(Stored records)
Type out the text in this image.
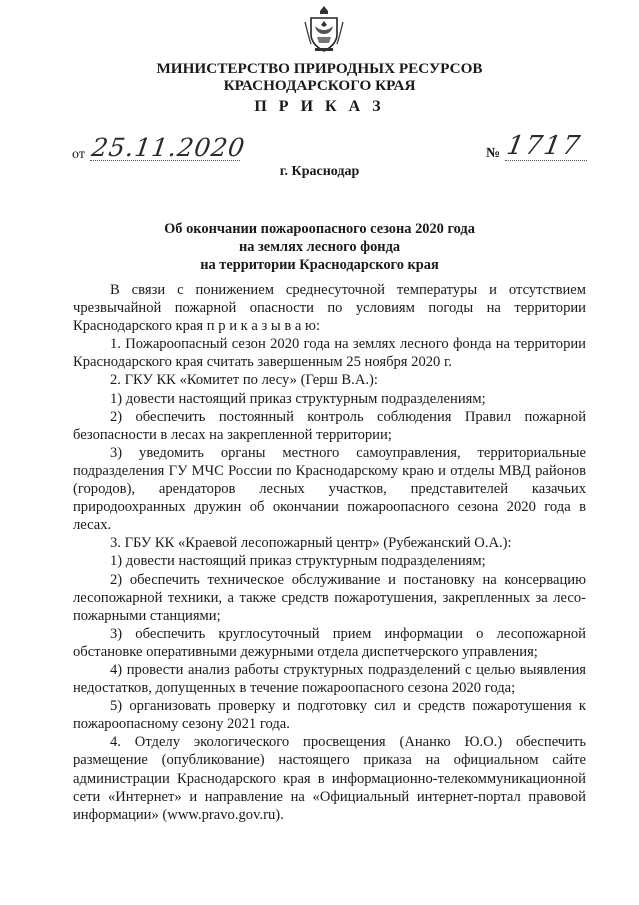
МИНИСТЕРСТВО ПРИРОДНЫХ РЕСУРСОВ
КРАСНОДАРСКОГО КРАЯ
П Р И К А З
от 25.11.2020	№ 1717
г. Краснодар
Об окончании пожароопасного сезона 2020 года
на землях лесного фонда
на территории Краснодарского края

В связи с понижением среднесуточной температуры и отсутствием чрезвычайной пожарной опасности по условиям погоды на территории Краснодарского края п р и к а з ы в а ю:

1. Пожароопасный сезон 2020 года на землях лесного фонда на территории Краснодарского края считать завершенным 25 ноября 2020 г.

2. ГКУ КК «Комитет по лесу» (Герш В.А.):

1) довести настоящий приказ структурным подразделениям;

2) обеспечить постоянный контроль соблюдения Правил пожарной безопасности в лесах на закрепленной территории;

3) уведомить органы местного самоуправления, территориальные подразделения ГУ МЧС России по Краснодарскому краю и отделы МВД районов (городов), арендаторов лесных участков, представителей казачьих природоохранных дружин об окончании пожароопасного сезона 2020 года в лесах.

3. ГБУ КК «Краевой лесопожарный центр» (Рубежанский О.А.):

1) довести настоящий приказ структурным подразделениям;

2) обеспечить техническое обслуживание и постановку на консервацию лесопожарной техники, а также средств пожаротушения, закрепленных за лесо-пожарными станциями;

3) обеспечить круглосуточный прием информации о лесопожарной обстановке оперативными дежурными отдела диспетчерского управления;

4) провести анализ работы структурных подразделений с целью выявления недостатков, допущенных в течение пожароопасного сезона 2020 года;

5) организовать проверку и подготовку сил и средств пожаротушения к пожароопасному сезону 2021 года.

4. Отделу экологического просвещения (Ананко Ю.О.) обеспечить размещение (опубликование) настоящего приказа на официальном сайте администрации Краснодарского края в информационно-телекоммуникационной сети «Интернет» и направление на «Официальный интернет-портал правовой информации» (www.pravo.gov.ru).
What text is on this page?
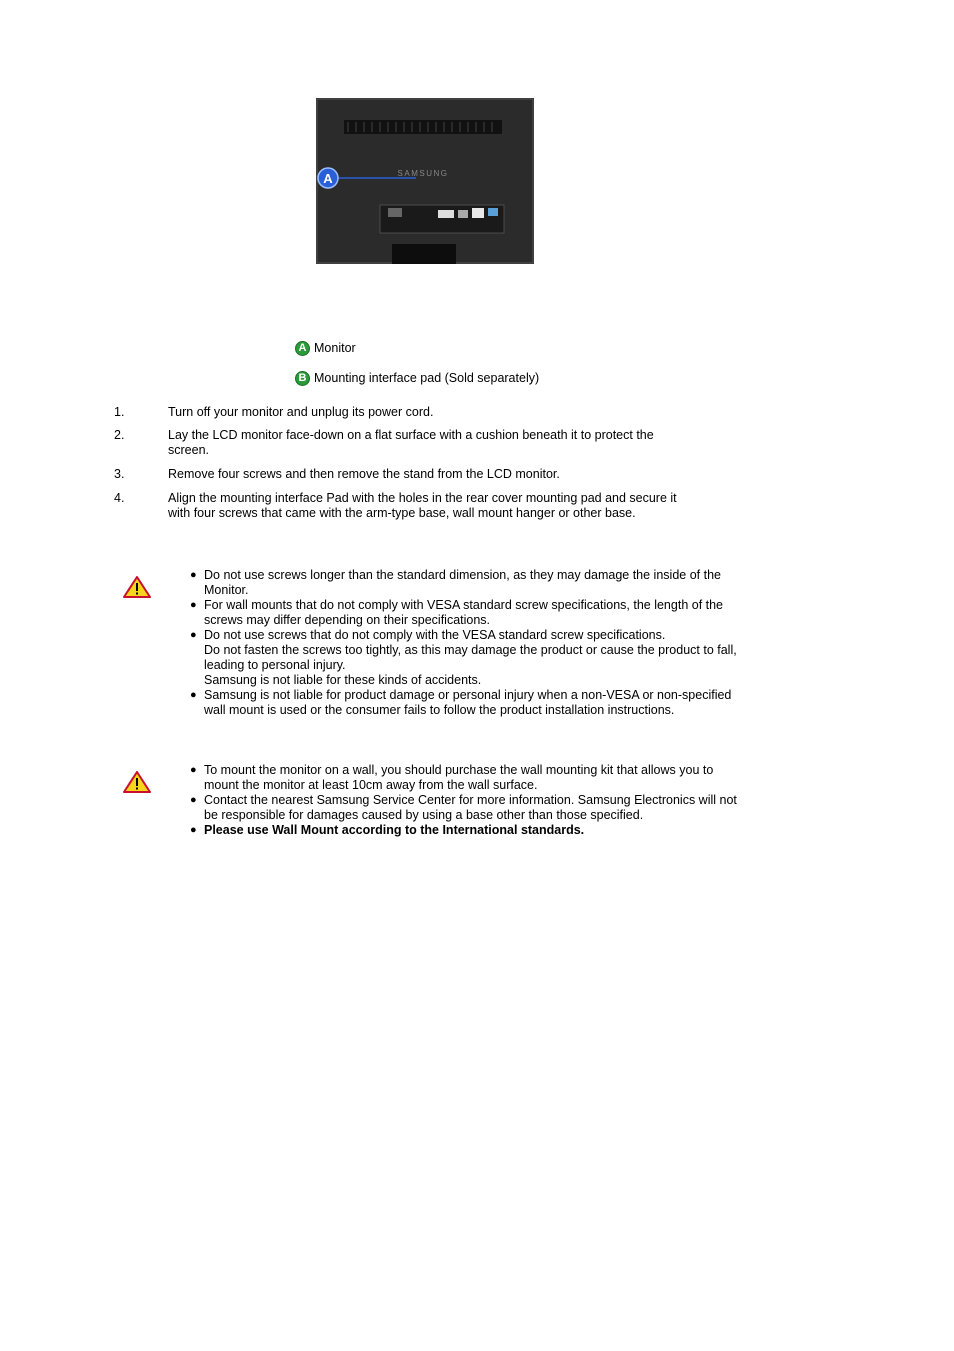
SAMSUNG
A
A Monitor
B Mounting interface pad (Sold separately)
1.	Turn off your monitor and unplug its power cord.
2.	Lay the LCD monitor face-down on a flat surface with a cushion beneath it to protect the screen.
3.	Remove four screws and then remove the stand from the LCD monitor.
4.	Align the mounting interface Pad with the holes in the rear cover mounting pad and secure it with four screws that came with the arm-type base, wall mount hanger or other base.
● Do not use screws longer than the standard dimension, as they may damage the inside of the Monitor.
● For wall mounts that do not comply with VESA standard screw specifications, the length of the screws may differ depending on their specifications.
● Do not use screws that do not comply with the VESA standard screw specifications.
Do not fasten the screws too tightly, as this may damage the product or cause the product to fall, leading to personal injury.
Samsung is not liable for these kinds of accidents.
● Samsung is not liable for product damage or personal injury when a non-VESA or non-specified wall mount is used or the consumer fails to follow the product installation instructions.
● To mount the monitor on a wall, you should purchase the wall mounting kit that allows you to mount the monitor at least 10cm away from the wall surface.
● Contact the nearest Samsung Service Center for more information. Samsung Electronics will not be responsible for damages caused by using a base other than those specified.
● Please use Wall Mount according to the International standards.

### Direction
From the entries above, copy every line containing the word "than".

### Exercise result
● Do not use screws longer than the standard dimension, as they may damage the inside of the Monitor.
● Contact the nearest Samsung Service Center for more information. Samsung Electronics will not be responsible for damages caused by using a base other than those specified.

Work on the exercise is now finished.